[Records excerpted from a collection]
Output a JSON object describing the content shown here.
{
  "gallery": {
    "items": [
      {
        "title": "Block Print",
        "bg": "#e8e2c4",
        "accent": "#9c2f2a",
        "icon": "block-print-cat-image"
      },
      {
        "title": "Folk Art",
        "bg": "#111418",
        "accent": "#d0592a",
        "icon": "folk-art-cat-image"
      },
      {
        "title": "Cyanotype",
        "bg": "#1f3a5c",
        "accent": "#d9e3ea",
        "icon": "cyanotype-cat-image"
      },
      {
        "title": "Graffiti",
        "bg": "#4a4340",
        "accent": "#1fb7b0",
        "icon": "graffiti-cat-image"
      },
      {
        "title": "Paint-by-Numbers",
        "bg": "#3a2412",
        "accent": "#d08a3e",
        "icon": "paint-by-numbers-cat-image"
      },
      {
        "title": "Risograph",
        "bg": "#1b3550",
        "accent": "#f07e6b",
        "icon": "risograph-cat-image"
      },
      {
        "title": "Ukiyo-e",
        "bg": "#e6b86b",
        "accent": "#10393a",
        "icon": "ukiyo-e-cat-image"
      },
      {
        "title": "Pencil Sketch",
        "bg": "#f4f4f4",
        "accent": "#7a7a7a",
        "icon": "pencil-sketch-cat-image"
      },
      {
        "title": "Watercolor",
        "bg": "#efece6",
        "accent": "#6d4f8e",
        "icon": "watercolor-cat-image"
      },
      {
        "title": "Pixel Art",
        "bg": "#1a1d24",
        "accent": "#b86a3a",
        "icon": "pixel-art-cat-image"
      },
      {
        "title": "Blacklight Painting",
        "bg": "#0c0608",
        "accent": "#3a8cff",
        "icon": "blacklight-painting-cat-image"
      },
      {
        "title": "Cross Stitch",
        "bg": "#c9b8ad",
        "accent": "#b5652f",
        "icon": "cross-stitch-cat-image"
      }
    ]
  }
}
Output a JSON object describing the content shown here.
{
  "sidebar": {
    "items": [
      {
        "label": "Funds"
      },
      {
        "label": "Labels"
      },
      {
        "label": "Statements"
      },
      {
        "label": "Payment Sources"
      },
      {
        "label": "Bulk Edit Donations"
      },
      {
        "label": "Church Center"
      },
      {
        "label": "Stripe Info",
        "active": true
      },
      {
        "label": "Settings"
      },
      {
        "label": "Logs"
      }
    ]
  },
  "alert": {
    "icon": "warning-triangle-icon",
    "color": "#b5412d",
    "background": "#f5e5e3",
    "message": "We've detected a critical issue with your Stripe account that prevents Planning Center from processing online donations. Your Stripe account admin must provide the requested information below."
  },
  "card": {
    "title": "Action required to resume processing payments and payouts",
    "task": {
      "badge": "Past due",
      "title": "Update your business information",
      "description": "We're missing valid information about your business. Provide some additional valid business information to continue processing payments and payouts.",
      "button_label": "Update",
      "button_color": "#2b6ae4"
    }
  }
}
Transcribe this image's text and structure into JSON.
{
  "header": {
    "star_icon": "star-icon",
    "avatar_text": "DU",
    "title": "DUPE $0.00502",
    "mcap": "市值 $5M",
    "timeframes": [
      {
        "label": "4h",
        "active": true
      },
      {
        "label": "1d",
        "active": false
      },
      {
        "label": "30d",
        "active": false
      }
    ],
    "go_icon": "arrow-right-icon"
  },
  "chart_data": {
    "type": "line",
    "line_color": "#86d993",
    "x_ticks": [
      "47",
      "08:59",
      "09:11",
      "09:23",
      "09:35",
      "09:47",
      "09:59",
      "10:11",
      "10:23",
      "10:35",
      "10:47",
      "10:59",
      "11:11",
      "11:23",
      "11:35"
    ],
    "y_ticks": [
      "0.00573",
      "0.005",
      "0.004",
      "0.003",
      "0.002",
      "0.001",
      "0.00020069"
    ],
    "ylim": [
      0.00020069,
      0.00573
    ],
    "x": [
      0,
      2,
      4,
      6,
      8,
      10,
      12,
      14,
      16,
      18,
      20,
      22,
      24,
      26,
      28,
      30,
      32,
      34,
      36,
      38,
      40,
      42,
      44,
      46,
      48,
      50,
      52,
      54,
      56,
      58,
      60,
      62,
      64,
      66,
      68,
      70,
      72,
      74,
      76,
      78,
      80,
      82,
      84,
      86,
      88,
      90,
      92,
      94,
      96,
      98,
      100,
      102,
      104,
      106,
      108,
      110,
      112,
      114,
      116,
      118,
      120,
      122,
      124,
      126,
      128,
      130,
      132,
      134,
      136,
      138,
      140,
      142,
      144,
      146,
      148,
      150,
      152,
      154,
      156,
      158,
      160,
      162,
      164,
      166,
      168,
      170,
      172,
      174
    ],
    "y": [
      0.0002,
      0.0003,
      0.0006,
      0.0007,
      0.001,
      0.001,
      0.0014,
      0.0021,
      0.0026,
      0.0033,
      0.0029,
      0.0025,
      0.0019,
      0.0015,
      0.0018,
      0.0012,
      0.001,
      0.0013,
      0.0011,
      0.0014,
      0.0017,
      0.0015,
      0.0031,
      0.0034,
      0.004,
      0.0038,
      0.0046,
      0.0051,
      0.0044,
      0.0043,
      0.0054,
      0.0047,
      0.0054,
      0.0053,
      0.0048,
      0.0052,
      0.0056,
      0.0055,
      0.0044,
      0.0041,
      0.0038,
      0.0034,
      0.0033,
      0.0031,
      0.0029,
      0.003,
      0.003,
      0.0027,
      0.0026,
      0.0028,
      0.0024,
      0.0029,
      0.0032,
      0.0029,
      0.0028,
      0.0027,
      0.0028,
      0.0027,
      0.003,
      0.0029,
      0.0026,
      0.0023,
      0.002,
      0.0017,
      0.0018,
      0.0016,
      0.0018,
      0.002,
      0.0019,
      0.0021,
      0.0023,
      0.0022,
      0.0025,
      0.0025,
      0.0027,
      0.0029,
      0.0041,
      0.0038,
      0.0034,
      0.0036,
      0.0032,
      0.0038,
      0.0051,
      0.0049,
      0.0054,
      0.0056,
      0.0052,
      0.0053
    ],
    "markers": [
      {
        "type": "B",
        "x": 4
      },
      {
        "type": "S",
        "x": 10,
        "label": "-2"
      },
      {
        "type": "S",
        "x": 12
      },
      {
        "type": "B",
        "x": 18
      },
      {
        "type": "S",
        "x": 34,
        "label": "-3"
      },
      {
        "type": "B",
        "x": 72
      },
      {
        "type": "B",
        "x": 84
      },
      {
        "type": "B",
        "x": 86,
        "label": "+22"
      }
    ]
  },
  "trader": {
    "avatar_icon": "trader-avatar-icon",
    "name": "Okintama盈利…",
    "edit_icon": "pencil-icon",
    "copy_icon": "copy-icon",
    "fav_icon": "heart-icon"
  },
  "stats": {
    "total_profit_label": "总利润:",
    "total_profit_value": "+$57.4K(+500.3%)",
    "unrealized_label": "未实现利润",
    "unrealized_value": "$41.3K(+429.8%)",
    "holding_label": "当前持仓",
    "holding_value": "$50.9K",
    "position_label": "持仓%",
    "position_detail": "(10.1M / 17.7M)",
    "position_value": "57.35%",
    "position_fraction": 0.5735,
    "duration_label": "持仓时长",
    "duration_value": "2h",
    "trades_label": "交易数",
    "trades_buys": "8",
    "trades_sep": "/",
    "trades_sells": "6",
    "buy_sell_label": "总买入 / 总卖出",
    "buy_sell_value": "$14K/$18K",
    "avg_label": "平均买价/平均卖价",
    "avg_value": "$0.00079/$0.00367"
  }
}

WHAT YOU ARE ASKED TO DO >> Please reproduce every line of the material word for word.

TASK ANSWER >>
Output a JSON object describing the content shown here.
{
  "gallery": {
    "items": [
      {
        "title": "Block Print",
        "bg": "#e8e2c4",
        "accent": "#9c2f2a",
        "icon": "block-print-cat-image"
      },
      {
        "title": "Folk Art",
        "bg": "#111418",
        "accent": "#d0592a",
        "icon": "folk-art-cat-image"
      },
      {
        "title": "Cyanotype",
        "bg": "#1f3a5c",
        "accent": "#d9e3ea",
        "icon": "cyanotype-cat-image"
      },
      {
        "title": "Graffiti",
        "bg": "#4a4340",
        "accent": "#1fb7b0",
        "icon": "graffiti-cat-image"
      },
      {
        "title": "Paint-by-Numbers",
        "bg": "#3a2412",
        "accent": "#d08a3e",
        "icon": "paint-by-numbers-cat-image"
      },
      {
        "title": "Risograph",
        "bg": "#1b3550",
        "accent": "#f07e6b",
        "icon": "risograph-cat-image"
      },
      {
        "title": "Ukiyo-e",
        "bg": "#e6b86b",
        "accent": "#10393a",
        "icon": "ukiyo-e-cat-image"
      },
      {
        "title": "Pencil Sketch",
        "bg": "#f4f4f4",
        "accent": "#7a7a7a",
        "icon": "pencil-sketch-cat-image"
      },
      {
        "title": "Watercolor",
        "bg": "#efece6",
        "accent": "#6d4f8e",
        "icon": "watercolor-cat-image"
      },
      {
        "title": "Pixel Art",
        "bg": "#1a1d24",
        "accent": "#b86a3a",
        "icon": "pixel-art-cat-image"
      },
      {
        "title": "Blacklight Painting",
        "bg": "#0c0608",
        "accent": "#3a8cff",
        "icon": "blacklight-painting-cat-image"
      },
      {
        "title": "Cross Stitch",
        "bg": "#c9b8ad",
        "accent": "#b5652f",
        "icon": "cross-stitch-cat-image"
      }
    ]
  }
}
Output a JSON object describing the content shown here.
{
  "sidebar": {
    "items": [
      {
        "label": "Funds"
      },
      {
        "label": "Labels"
      },
      {
        "label": "Statements"
      },
      {
        "label": "Payment Sources"
      },
      {
        "label": "Bulk Edit Donations"
      },
      {
        "label": "Church Center"
      },
      {
        "label": "Stripe Info",
        "active": true
      },
      {
        "label": "Settings"
      },
      {
        "label": "Logs"
      }
    ]
  },
  "alert": {
    "icon": "warning-triangle-icon",
    "color": "#b5412d",
    "background": "#f5e5e3",
    "message": "We've detected a critical issue with your Stripe account that prevents Planning Center from processing online donations. Your Stripe account admin must provide the requested information below."
  },
  "card": {
    "title": "Action required to resume processing payments and payouts",
    "task": {
      "badge": "Past due",
      "title": "Update your business information",
      "description": "We're missing valid information about your business. Provide some additional valid business information to continue processing payments and payouts.",
      "button_label": "Update",
      "button_color": "#2b6ae4"
    }
  }
}
Transcribe this image's text and structure into JSON.
{
  "header": {
    "star_icon": "star-icon",
    "avatar_text": "DU",
    "title": "DUPE $0.00502",
    "mcap": "市值 $5M",
    "timeframes": [
      {
        "label": "4h",
        "active": true
      },
      {
        "label": "1d",
        "active": false
      },
      {
        "label": "30d",
        "active": false
      }
    ],
    "go_icon": "arrow-right-icon"
  },
  "chart_data": {
    "type": "line",
    "line_color": "#86d993",
    "x_ticks": [
      "47",
      "08:59",
      "09:11",
      "09:23",
      "09:35",
      "09:47",
      "09:59",
      "10:11",
      "10:23",
      "10:35",
      "10:47",
      "10:59",
      "11:11",
      "11:23",
      "11:35"
    ],
    "y_ticks": [
      "0.00573",
      "0.005",
      "0.004",
      "0.003",
      "0.002",
      "0.001",
      "0.00020069"
    ],
    "ylim": [
      0.00020069,
      0.00573
    ],
    "x": [
      0,
      2,
      4,
      6,
      8,
      10,
      12,
      14,
      16,
      18,
      20,
      22,
      24,
      26,
      28,
      30,
      32,
      34,
      36,
      38,
      40,
      42,
      44,
      46,
      48,
      50,
      52,
      54,
      56,
      58,
      60,
      62,
      64,
      66,
      68,
      70,
      72,
      74,
      76,
      78,
      80,
      82,
      84,
      86,
      88,
      90,
      92,
      94,
      96,
      98,
      100,
      102,
      104,
      106,
      108,
      110,
      112,
      114,
      116,
      118,
      120,
      122,
      124,
      126,
      128,
      130,
      132,
      134,
      136,
      138,
      140,
      142,
      144,
      146,
      148,
      150,
      152,
      154,
      156,
      158,
      160,
      162,
      164,
      166,
      168,
      170,
      172,
      174
    ],
    "y": [
      0.0002,
      0.0003,
      0.0006,
      0.0007,
      0.001,
      0.001,
      0.0014,
      0.0021,
      0.0026,
      0.0033,
      0.0029,
      0.0025,
      0.0019,
      0.0015,
      0.0018,
      0.0012,
      0.001,
      0.0013,
      0.0011,
      0.0014,
      0.0017,
      0.0015,
      0.0031,
      0.0034,
      0.004,
      0.0038,
      0.0046,
      0.0051,
      0.0044,
      0.0043,
      0.0054,
      0.0047,
      0.0054,
      0.0053,
      0.0048,
      0.0052,
      0.0056,
      0.0055,
      0.0044,
      0.0041,
      0.0038,
      0.0034,
      0.0033,
      0.0031,
      0.0029,
      0.003,
      0.003,
      0.0027,
      0.0026,
      0.0028,
      0.0024,
      0.0029,
      0.0032,
      0.0029,
      0.0028,
      0.0027,
      0.0028,
      0.0027,
      0.003,
      0.0029,
      0.0026,
      0.0023,
      0.002,
      0.0017,
      0.0018,
      0.0016,
      0.0018,
      0.002,
      0.0019,
      0.0021,
      0.0023,
      0.0022,
      0.0025,
      0.0025,
      0.0027,
      0.0029,
      0.0041,
      0.0038,
      0.0034,
      0.0036,
      0.0032,
      0.0038,
      0.0051,
      0.0049,
      0.0054,
      0.0056,
      0.0052,
      0.0053
    ],
    "markers": [
      {
        "type": "B",
        "x": 4
      },
      {
        "type": "S",
        "x": 10,
        "label": "-2"
      },
      {
        "type": "S",
        "x": 12
      },
      {
        "type": "B",
        "x": 18
      },
      {
        "type": "S",
        "x": 34,
        "label": "-3"
      },
      {
        "type": "B",
        "x": 72
      },
      {
        "type": "B",
        "x": 84
      },
      {
        "type": "B",
        "x": 86,
        "label": "+22"
      }
    ]
  },
  "trader": {
    "avatar_icon": "trader-avatar-icon",
    "name": "Okintama盈利…",
    "edit_icon": "pencil-icon",
    "copy_icon": "copy-icon",
    "fav_icon": "heart-icon"
  },
  "stats": {
    "total_profit_label": "总利润:",
    "total_profit_value": "+$57.4K(+500.3%)",
    "unrealized_label": "未实现利润",
    "unrealized_value": "$41.3K(+429.8%)",
    "holding_label": "当前持仓",
    "holding_value": "$50.9K",
    "position_label": "持仓%",
    "position_detail": "(10.1M / 17.7M)",
    "position_value": "57.35%",
    "position_fraction": 0.5735,
    "duration_label": "持仓时长",
    "duration_value": "2h",
    "trades_label": "交易数",
    "trades_buys": "8",
    "trades_sep": "/",
    "trades_sells": "6",
    "buy_sell_label": "总买入 / 总卖出",
    "buy_sell_value": "$14K/$18K",
    "avg_label": "平均买价/平均卖价",
    "avg_value": "$0.00079/$0.00367"
  }
}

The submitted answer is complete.